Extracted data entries
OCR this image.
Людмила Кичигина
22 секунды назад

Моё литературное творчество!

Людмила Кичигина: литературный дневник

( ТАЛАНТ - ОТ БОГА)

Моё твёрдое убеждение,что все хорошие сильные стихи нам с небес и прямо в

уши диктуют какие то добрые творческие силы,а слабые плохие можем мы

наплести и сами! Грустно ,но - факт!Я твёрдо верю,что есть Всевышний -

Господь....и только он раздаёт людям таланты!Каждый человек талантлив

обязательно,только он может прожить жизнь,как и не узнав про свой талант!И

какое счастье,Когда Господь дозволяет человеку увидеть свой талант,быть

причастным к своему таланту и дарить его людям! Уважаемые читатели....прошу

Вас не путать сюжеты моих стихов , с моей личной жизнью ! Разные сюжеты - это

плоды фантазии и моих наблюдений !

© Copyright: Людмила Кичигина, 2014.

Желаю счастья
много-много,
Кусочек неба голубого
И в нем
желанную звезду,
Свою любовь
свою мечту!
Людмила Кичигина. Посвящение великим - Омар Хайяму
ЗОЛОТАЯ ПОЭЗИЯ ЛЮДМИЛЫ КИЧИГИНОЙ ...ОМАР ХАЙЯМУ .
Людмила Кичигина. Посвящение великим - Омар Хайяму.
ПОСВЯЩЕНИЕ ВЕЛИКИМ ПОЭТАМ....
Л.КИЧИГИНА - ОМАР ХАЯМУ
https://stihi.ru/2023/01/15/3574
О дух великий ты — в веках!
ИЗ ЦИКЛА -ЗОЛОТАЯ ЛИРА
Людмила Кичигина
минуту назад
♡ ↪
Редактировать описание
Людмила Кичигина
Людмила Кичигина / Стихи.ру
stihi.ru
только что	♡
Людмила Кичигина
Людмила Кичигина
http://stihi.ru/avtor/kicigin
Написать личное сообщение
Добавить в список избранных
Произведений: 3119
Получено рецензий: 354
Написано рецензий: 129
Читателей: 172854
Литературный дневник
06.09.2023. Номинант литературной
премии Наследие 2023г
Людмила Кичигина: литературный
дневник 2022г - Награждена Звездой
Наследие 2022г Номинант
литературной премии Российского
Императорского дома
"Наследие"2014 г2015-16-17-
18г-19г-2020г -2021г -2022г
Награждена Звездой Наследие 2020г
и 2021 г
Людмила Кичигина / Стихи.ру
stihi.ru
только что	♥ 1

» TASK DESCRIPTION: Take every line from the data above that holds "Господь" and copy it out.

» EXPECTED ANSWER:
Господь....и только он раздаёт людям таланты!Каждый человек талантлив
какое счастье,Когда Господь дозволяет человеку увидеть свой талант,быть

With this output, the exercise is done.